[start]

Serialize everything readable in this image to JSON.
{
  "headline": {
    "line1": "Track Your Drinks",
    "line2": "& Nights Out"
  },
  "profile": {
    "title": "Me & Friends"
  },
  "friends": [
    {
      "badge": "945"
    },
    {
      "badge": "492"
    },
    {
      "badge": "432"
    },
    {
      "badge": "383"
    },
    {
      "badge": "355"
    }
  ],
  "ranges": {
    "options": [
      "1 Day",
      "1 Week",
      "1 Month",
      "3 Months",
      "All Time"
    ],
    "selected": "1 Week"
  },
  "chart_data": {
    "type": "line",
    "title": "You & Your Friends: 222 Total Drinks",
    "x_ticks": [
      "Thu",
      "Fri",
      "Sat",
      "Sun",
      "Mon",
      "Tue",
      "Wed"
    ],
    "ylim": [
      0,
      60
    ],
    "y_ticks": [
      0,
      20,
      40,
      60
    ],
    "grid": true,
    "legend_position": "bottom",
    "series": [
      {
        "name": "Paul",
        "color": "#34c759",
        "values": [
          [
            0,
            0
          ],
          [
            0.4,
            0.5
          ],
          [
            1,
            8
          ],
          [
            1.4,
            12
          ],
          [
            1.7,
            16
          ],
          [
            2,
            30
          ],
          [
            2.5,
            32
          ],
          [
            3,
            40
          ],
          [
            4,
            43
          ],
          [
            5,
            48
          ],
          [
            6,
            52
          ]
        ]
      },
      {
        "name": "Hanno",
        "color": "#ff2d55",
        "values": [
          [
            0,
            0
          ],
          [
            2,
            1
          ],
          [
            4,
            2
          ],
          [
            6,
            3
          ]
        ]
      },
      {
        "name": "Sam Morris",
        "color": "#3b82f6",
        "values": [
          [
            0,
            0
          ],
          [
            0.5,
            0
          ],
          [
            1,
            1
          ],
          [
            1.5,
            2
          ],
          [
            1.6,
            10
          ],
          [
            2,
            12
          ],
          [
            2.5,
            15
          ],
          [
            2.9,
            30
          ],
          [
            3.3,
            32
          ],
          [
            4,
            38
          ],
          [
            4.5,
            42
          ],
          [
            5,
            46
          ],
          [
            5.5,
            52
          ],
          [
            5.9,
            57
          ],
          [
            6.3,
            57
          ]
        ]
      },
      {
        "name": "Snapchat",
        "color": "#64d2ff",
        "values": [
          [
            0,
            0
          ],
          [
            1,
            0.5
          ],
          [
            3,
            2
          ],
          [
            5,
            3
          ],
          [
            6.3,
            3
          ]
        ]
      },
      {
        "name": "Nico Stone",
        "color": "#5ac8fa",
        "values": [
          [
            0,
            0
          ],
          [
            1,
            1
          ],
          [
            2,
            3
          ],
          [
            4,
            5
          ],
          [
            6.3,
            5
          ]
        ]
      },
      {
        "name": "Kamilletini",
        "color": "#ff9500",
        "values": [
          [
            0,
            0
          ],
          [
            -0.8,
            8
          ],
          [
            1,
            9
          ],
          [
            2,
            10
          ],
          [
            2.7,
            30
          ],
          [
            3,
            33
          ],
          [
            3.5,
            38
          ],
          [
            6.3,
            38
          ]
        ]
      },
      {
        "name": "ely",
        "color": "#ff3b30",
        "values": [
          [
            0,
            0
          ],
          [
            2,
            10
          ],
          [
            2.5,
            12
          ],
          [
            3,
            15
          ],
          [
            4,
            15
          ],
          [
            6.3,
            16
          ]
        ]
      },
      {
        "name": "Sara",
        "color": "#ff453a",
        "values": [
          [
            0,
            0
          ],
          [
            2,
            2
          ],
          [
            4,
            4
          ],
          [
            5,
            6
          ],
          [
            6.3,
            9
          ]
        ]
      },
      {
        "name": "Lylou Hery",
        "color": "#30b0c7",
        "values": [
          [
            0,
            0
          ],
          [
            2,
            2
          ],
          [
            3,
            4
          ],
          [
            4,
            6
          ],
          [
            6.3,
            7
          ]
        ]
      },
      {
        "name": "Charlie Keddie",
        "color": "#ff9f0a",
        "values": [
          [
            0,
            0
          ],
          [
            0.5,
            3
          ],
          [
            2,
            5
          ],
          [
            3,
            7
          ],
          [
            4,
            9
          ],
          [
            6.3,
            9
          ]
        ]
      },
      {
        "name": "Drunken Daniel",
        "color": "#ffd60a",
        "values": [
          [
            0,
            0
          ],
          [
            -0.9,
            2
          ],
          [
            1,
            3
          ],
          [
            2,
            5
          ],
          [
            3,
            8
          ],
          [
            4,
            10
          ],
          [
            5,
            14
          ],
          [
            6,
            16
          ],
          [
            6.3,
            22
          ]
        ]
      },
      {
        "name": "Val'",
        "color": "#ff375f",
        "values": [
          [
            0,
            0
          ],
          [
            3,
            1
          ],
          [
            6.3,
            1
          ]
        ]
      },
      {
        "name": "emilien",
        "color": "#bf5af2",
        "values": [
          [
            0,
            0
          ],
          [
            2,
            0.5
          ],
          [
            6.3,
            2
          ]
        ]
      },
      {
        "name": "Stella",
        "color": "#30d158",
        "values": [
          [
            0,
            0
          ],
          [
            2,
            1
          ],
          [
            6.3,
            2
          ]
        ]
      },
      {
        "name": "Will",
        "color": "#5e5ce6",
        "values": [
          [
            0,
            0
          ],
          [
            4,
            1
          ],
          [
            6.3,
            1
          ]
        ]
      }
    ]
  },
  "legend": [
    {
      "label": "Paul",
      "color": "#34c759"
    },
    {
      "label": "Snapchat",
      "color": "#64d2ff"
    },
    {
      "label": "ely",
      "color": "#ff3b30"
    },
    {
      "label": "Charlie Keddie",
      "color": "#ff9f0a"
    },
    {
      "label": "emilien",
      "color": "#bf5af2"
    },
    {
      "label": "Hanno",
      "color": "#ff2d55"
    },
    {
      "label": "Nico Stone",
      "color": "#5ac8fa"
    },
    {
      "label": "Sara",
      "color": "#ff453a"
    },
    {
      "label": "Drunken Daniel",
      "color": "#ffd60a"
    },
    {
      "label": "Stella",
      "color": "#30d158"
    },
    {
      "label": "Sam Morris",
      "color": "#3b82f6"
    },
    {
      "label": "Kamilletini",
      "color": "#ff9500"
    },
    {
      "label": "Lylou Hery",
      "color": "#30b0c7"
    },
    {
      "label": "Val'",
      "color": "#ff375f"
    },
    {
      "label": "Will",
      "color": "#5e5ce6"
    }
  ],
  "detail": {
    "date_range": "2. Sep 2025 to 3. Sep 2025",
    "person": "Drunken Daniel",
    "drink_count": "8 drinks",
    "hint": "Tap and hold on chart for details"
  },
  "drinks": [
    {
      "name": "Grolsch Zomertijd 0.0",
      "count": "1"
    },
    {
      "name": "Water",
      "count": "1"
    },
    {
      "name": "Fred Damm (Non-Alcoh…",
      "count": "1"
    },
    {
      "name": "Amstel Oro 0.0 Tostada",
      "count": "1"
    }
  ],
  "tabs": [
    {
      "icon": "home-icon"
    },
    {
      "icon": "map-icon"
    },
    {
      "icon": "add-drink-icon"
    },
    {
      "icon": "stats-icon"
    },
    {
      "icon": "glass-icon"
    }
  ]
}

[end]

The task — Among the lines of the data, identify those with the word "title". Copy each of them.

Response —
    "title": "Me & Friends"
    "title": "You & Your Friends: 222 Total Drinks",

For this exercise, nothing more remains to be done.